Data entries
------------------------------------------------

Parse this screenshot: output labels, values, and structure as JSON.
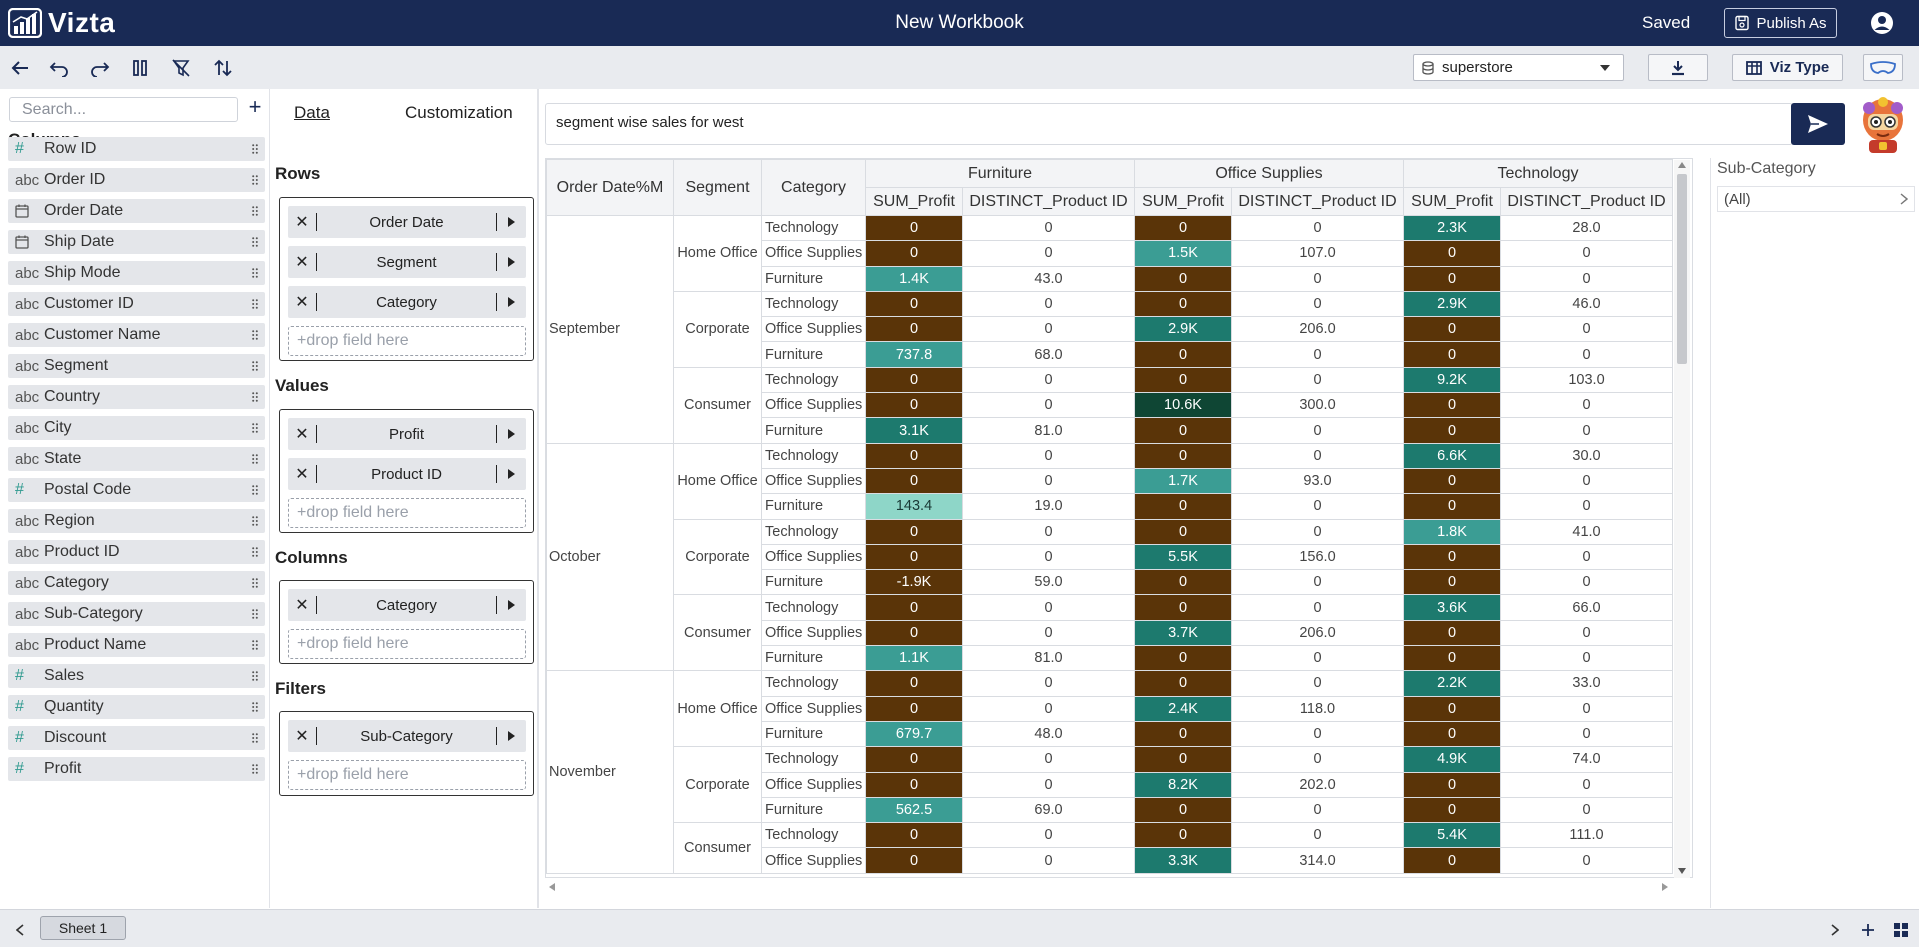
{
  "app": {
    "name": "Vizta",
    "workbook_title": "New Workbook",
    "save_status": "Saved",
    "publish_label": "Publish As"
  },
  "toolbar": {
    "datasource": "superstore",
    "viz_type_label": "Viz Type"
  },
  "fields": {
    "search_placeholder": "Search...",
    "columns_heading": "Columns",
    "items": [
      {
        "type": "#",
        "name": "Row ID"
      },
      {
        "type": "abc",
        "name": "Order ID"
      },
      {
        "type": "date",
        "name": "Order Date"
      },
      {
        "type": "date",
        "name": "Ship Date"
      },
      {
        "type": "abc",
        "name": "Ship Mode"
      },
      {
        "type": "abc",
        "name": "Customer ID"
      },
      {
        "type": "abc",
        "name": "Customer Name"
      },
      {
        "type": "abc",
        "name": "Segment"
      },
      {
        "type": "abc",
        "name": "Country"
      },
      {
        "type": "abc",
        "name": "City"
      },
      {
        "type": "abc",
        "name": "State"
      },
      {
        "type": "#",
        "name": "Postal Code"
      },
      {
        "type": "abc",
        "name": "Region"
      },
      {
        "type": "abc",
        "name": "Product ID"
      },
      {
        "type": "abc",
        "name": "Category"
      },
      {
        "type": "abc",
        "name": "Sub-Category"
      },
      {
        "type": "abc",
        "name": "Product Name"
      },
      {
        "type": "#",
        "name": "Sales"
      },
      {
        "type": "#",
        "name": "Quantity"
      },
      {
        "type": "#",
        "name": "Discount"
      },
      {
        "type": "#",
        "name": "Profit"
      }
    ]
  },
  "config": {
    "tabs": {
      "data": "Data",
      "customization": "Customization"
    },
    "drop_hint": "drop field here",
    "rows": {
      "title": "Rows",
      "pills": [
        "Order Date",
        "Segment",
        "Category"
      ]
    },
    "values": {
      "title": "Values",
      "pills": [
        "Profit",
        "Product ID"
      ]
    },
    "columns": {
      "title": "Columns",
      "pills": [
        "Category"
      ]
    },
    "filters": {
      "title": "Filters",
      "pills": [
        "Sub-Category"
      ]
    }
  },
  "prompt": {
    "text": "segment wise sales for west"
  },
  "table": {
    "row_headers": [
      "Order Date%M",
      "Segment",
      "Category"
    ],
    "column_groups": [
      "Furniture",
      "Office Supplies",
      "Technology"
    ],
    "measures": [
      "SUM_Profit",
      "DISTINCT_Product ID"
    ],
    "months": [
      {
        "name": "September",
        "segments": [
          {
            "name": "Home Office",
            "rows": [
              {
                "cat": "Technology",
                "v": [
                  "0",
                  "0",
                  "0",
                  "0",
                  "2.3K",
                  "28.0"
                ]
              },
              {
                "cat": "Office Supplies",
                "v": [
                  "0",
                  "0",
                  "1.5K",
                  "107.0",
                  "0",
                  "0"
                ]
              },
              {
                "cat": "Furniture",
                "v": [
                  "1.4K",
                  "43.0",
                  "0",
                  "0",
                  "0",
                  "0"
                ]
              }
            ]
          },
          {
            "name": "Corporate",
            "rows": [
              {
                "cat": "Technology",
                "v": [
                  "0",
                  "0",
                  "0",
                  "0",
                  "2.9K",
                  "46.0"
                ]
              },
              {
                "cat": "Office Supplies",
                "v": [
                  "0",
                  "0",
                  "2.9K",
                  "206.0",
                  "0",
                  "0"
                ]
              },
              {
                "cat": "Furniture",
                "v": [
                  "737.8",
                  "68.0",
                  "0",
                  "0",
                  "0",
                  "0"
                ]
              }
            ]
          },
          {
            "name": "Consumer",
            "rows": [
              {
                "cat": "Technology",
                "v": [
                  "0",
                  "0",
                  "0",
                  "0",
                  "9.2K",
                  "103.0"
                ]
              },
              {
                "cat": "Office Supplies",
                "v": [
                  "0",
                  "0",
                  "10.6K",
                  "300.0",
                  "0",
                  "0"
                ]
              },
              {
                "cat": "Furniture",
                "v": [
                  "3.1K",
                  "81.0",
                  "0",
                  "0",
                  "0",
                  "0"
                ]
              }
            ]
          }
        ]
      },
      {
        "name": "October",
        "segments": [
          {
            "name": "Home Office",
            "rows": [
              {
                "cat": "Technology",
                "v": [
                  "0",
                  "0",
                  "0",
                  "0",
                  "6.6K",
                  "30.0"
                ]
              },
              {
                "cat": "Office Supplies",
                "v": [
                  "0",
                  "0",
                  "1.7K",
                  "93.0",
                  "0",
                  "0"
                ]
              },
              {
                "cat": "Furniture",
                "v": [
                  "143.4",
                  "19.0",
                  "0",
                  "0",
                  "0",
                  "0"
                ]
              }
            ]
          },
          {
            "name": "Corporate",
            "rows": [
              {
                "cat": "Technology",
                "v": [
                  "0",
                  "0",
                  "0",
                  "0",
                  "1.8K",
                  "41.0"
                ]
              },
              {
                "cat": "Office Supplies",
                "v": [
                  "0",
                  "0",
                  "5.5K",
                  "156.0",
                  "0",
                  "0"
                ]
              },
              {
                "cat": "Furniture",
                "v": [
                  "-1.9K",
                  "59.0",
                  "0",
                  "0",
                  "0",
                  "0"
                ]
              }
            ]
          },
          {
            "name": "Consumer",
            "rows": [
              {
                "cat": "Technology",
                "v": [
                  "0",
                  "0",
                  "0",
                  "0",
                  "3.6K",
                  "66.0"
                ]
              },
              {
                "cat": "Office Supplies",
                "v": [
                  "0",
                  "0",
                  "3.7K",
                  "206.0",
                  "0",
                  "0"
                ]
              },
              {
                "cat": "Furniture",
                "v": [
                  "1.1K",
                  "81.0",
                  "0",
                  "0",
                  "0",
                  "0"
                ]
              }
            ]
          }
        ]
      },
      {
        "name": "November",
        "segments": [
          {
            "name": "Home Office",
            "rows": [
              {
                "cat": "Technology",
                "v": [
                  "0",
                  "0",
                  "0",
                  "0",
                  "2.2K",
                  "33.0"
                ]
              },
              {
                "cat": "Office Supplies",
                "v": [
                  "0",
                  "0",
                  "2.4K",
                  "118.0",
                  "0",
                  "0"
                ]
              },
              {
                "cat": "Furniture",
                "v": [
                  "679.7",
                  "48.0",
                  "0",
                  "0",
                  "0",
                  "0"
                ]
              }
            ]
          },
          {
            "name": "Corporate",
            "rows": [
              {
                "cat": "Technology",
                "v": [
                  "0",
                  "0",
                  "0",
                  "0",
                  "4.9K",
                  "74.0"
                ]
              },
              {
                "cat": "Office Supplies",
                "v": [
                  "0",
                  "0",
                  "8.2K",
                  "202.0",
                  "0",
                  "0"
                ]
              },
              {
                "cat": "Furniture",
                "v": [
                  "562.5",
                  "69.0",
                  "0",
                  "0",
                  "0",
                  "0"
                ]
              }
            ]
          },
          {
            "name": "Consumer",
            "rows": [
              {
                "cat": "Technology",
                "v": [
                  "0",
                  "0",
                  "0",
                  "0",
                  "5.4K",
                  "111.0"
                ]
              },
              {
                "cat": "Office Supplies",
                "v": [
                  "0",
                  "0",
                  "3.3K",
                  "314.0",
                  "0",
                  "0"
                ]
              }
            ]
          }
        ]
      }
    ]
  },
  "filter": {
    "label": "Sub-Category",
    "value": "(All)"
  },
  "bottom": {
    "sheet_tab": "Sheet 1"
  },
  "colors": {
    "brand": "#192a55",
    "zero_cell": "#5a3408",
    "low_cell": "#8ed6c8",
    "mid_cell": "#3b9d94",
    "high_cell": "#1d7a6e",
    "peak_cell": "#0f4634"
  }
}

------------------------------------------------

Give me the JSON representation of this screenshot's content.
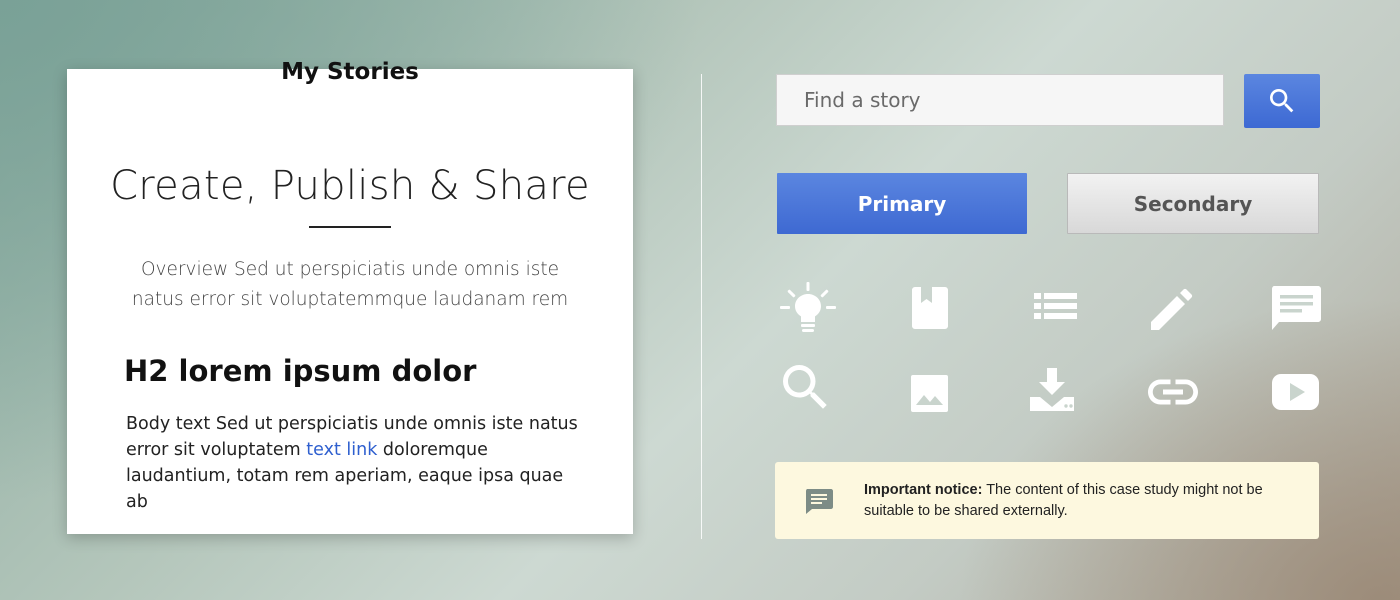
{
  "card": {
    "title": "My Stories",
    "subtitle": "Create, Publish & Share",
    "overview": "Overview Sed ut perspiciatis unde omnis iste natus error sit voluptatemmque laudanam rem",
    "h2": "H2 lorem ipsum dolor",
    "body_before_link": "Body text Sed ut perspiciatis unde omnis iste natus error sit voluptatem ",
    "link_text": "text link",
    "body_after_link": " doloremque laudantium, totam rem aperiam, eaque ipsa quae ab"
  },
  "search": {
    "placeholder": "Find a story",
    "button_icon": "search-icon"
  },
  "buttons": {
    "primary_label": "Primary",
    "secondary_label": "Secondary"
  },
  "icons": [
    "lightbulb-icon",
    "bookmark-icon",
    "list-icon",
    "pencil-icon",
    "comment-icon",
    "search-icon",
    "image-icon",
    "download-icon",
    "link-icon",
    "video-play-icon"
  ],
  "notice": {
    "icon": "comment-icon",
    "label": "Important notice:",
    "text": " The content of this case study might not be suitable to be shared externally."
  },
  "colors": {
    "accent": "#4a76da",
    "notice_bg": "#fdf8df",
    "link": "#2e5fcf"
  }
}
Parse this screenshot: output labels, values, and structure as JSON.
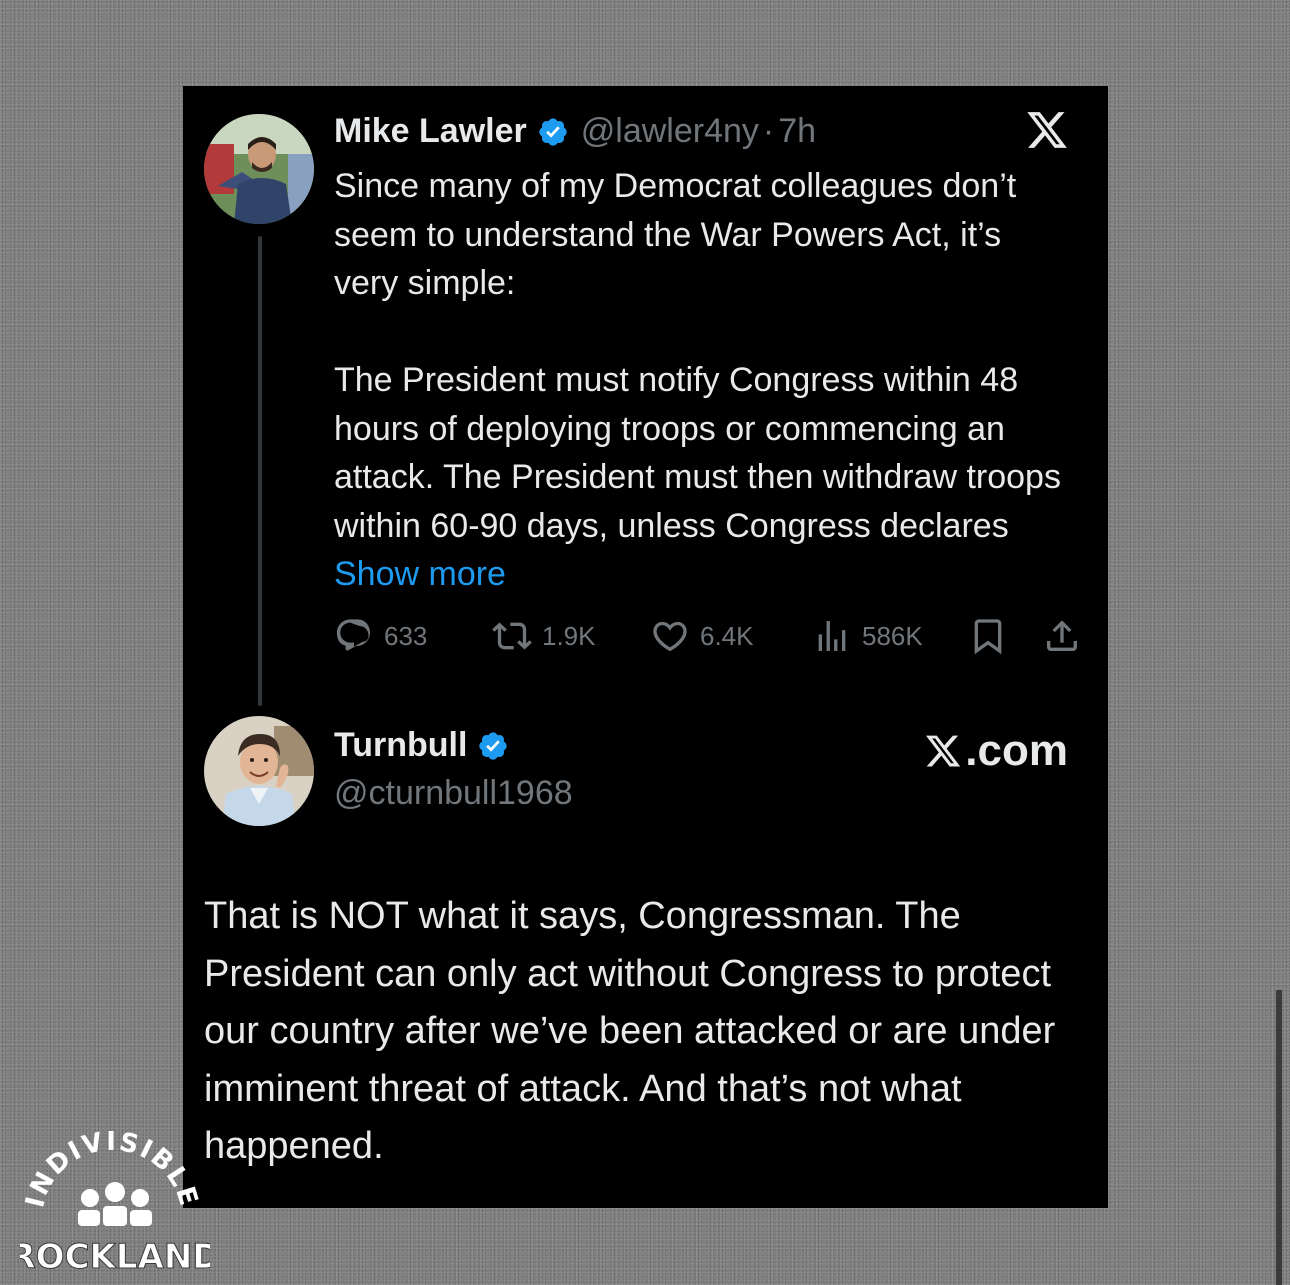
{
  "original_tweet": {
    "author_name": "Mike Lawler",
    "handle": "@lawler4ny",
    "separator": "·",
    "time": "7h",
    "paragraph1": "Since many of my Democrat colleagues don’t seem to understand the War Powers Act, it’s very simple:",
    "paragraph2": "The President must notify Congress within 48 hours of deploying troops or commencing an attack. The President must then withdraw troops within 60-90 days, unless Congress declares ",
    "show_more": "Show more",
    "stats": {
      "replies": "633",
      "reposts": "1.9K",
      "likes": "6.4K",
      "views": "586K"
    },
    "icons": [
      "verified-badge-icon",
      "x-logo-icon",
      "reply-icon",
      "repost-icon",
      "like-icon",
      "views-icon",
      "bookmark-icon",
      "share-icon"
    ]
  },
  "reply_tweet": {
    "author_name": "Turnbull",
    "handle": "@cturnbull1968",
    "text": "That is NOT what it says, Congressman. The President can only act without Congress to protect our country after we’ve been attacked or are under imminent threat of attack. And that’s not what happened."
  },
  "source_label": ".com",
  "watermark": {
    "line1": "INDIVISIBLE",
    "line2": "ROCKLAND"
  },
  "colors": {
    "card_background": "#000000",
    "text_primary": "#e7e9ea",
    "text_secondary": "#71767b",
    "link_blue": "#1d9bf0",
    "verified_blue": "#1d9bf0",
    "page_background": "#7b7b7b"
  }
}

------------------------------------------------

EXERCISE DIRECTIONS:
Write out every line of the preceding listing that contains "Category".

SOLUTION FOR THIS TASK:
        "name": "Category"
        "name": "Sub-Category"
        "Category"
        "Category"
        "Sub-Category"
      "Category"
    "label": "Sub-Category",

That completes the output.